* **Written problem**
Check each line for the string "ремней", then give only how many lines have it.

* **Data for this exercise**

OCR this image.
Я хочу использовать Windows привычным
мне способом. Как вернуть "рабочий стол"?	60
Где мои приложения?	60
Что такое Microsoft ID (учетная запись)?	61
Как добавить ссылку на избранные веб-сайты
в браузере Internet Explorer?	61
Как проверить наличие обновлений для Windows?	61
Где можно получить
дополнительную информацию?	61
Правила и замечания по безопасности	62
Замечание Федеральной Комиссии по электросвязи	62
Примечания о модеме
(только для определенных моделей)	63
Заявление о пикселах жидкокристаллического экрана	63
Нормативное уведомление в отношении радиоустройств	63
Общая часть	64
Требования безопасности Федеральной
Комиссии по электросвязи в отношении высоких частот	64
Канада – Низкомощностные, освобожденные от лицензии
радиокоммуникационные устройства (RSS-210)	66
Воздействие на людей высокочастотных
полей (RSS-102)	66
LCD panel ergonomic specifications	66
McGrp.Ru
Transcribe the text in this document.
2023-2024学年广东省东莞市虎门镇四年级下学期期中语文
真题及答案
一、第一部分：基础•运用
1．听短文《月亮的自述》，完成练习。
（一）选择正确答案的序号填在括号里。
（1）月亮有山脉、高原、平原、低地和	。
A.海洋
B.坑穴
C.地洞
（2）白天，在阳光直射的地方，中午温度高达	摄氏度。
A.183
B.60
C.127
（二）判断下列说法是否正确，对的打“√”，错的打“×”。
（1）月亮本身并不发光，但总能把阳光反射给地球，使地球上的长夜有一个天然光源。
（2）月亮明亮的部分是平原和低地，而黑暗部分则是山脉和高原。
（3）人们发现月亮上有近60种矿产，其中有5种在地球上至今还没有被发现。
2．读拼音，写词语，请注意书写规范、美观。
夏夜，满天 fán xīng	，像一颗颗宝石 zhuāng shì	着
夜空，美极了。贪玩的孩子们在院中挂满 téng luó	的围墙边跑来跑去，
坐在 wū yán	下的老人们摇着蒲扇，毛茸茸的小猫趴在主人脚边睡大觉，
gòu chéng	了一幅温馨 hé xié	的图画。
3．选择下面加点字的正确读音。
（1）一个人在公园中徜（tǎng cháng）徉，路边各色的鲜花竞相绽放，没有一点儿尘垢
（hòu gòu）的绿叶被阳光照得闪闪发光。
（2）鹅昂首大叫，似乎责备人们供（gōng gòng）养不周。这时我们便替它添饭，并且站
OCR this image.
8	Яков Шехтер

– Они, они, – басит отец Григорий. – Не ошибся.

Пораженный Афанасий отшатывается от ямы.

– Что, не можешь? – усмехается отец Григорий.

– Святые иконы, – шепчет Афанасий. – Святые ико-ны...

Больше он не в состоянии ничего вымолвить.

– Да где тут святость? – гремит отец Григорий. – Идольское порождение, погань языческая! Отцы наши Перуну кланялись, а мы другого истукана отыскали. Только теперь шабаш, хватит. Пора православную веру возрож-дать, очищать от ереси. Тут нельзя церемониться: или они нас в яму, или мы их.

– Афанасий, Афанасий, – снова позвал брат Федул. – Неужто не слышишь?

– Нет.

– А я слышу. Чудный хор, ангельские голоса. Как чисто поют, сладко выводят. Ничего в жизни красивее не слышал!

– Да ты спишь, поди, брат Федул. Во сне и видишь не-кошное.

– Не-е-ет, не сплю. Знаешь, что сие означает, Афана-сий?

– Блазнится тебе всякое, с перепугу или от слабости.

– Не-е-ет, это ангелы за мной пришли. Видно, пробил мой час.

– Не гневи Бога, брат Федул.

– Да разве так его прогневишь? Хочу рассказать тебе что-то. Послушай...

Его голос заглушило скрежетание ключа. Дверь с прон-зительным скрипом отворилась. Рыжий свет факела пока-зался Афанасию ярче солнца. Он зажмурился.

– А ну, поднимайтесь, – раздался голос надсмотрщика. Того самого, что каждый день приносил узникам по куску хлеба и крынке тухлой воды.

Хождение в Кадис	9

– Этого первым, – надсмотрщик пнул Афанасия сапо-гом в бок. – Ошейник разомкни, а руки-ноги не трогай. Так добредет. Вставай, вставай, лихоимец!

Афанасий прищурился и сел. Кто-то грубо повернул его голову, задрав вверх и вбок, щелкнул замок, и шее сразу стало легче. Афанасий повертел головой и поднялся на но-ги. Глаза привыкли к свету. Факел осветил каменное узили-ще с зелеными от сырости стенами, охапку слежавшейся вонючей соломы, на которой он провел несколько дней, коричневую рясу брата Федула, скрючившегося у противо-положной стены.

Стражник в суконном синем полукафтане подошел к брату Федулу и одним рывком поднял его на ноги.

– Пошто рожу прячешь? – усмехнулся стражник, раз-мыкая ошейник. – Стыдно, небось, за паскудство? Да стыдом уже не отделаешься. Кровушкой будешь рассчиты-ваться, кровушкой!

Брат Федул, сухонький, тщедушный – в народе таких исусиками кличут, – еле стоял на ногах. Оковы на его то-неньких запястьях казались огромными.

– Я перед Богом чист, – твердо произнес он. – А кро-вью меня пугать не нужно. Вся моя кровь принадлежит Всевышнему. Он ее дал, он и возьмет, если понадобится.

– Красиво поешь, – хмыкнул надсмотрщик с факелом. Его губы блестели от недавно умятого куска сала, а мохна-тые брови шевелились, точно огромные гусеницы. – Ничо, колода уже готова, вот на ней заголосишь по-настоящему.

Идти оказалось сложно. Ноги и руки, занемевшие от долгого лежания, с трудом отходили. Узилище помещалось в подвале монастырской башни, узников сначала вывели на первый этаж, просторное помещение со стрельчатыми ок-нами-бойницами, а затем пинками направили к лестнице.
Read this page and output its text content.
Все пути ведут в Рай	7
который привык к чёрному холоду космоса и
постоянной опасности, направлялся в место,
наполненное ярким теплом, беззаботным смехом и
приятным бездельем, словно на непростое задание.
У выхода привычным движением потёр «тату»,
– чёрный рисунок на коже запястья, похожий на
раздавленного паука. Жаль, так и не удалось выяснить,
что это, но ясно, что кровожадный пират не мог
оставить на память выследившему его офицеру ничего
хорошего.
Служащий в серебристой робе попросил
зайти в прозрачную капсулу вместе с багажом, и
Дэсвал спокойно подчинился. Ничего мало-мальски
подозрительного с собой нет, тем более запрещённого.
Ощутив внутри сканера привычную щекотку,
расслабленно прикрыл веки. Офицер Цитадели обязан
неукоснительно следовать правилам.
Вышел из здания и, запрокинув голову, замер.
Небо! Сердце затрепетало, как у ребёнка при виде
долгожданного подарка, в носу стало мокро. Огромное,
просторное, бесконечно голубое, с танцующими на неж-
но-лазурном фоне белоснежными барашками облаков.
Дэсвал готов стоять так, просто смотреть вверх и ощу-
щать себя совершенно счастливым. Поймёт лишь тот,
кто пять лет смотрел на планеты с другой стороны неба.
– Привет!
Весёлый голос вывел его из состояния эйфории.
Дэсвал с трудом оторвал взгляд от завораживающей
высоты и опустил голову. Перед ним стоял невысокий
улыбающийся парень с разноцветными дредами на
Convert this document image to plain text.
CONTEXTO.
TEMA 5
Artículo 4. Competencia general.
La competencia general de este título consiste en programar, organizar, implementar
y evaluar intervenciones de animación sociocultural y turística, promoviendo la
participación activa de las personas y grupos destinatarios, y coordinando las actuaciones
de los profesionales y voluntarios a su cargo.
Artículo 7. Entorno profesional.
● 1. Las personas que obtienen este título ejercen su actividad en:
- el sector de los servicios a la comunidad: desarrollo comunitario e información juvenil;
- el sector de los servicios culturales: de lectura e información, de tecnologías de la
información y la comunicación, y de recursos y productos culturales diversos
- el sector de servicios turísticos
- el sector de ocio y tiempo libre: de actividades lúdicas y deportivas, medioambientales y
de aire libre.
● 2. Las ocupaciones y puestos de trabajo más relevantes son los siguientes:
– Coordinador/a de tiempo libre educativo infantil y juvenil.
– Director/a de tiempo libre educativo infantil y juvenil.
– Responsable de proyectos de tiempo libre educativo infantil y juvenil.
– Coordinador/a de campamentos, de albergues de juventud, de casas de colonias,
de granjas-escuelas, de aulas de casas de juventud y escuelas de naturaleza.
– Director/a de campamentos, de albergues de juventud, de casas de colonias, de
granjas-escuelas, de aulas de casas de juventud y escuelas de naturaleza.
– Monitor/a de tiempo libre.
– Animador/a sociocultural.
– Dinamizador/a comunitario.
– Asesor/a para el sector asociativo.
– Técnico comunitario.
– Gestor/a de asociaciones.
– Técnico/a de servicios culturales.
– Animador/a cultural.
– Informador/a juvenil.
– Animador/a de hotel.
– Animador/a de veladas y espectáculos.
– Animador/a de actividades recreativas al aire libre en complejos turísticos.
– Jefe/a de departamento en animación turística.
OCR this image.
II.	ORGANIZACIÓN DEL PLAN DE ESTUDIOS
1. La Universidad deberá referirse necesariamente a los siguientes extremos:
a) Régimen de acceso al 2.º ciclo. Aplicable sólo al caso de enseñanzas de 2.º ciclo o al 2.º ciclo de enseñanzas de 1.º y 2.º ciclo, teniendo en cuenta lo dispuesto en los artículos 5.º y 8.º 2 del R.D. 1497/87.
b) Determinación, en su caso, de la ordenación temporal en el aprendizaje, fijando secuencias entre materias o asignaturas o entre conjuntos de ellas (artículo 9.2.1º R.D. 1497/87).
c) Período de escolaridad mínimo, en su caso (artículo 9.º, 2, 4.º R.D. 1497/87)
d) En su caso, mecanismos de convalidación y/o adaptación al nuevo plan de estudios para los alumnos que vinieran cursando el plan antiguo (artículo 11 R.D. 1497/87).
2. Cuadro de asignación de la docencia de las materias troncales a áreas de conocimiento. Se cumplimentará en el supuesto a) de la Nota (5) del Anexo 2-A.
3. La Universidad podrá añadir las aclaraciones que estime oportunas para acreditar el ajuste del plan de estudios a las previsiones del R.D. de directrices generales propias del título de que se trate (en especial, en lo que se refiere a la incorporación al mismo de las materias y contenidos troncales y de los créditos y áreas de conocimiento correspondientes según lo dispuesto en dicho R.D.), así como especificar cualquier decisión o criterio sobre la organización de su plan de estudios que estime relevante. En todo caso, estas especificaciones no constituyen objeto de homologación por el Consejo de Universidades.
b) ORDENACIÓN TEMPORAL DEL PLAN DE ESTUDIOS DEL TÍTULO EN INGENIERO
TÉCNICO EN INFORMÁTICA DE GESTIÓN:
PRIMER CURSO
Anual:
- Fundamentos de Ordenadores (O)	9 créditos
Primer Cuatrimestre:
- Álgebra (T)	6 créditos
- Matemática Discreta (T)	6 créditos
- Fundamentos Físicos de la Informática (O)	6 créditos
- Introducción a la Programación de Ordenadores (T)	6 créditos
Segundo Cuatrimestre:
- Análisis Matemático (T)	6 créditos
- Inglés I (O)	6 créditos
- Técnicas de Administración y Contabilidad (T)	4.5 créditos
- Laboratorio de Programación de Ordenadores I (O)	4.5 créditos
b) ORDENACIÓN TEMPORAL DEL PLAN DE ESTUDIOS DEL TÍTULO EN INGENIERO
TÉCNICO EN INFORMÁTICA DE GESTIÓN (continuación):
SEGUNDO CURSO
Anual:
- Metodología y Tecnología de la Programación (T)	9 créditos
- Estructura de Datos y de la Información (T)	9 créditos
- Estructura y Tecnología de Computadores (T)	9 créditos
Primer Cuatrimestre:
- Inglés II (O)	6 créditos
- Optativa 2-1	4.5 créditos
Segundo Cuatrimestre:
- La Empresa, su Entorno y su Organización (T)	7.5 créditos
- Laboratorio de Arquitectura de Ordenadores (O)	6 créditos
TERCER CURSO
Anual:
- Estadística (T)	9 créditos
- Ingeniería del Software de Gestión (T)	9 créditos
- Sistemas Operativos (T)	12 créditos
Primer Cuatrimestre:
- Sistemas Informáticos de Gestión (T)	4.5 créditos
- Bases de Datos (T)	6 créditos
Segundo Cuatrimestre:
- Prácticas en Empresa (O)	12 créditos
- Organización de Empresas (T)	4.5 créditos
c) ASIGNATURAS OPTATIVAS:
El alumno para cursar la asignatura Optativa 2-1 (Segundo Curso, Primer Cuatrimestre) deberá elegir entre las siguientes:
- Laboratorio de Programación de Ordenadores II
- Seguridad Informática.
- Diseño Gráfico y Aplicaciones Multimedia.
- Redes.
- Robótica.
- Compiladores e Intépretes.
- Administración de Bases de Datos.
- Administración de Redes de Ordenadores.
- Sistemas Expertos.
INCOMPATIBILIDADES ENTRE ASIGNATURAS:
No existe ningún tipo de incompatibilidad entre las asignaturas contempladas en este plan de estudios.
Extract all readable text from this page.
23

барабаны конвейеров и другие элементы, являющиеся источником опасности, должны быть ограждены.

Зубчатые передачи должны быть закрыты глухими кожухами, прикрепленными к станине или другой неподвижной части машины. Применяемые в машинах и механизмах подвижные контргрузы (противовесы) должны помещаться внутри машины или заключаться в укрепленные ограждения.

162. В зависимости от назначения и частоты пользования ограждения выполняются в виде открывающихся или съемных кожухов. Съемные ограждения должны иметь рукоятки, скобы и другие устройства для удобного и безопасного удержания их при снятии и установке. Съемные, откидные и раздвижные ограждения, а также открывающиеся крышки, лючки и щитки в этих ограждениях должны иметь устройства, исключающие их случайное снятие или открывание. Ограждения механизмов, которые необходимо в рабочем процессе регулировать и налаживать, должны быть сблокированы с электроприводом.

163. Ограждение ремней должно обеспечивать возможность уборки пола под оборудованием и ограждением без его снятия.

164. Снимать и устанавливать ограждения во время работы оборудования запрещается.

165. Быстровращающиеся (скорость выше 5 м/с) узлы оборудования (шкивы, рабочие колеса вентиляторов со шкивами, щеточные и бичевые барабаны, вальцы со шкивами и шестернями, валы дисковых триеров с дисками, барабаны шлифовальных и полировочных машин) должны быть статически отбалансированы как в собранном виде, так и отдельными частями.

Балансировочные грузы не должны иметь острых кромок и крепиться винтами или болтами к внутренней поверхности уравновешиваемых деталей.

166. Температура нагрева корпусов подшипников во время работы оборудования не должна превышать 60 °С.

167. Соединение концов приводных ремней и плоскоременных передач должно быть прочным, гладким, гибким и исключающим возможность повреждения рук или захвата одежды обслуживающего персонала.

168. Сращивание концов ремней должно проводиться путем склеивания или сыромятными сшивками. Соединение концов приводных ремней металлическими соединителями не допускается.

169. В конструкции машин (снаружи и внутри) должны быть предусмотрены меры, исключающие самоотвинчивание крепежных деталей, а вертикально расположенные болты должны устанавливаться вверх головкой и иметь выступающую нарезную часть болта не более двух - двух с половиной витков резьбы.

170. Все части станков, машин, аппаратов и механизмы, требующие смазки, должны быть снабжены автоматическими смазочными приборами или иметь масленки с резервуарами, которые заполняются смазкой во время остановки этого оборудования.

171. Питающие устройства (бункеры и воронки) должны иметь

* **Exercise result**
3